GIVEN REQUEST ▸ Copy every line of the material below word for word.

─── RECORDS FOR THE TASK

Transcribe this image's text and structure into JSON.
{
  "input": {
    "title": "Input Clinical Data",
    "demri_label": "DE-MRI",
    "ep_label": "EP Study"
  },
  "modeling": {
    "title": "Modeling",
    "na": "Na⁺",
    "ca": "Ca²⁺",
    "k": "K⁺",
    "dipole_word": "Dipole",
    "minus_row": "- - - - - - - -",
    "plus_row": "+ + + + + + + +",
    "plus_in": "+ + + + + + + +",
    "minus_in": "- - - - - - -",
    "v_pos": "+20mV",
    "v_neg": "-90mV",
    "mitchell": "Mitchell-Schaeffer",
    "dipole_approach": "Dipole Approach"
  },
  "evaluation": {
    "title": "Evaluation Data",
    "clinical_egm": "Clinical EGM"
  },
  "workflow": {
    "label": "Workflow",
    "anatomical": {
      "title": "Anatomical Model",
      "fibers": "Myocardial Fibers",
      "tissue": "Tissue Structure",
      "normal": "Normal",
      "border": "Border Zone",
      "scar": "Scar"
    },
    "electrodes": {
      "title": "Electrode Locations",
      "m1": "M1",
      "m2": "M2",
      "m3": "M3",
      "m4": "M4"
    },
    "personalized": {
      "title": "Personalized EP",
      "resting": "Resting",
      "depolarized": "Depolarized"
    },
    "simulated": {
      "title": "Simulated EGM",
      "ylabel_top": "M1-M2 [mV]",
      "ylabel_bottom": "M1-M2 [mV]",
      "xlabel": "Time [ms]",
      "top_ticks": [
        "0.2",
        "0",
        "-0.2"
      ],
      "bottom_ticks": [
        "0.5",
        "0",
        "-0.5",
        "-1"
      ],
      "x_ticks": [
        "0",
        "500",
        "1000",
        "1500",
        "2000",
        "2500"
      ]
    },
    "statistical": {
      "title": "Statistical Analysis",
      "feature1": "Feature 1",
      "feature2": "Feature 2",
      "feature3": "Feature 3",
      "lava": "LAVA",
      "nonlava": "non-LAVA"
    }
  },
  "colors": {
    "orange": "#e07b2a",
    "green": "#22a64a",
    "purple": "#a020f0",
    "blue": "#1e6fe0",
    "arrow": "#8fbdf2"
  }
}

──────

EXERCISE RESPONSE ▸
Transcribe this image's text and structure into JSON.
{
  "input": {
    "title": "Input Clinical Data",
    "demri_label": "DE-MRI",
    "ep_label": "EP Study"
  },
  "modeling": {
    "title": "Modeling",
    "na": "Na⁺",
    "ca": "Ca²⁺",
    "k": "K⁺",
    "dipole_word": "Dipole",
    "minus_row": "- - - - - - - -",
    "plus_row": "+ + + + + + + +",
    "plus_in": "+ + + + + + + +",
    "minus_in": "- - - - - - -",
    "v_pos": "+20mV",
    "v_neg": "-90mV",
    "mitchell": "Mitchell-Schaeffer",
    "dipole_approach": "Dipole Approach"
  },
  "evaluation": {
    "title": "Evaluation Data",
    "clinical_egm": "Clinical EGM"
  },
  "workflow": {
    "label": "Workflow",
    "anatomical": {
      "title": "Anatomical Model",
      "fibers": "Myocardial Fibers",
      "tissue": "Tissue Structure",
      "normal": "Normal",
      "border": "Border Zone",
      "scar": "Scar"
    },
    "electrodes": {
      "title": "Electrode Locations",
      "m1": "M1",
      "m2": "M2",
      "m3": "M3",
      "m4": "M4"
    },
    "personalized": {
      "title": "Personalized EP",
      "resting": "Resting",
      "depolarized": "Depolarized"
    },
    "simulated": {
      "title": "Simulated EGM",
      "ylabel_top": "M1-M2 [mV]",
      "ylabel_bottom": "M1-M2 [mV]",
      "xlabel": "Time [ms]",
      "top_ticks": [
        "0.2",
        "0",
        "-0.2"
      ],
      "bottom_ticks": [
        "0.5",
        "0",
        "-0.5",
        "-1"
      ],
      "x_ticks": [
        "0",
        "500",
        "1000",
        "1500",
        "2000",
        "2500"
      ]
    },
    "statistical": {
      "title": "Statistical Analysis",
      "feature1": "Feature 1",
      "feature2": "Feature 2",
      "feature3": "Feature 3",
      "lava": "LAVA",
      "nonlava": "non-LAVA"
    }
  },
  "colors": {
    "orange": "#e07b2a",
    "green": "#22a64a",
    "purple": "#a020f0",
    "blue": "#1e6fe0",
    "arrow": "#8fbdf2"
  }
}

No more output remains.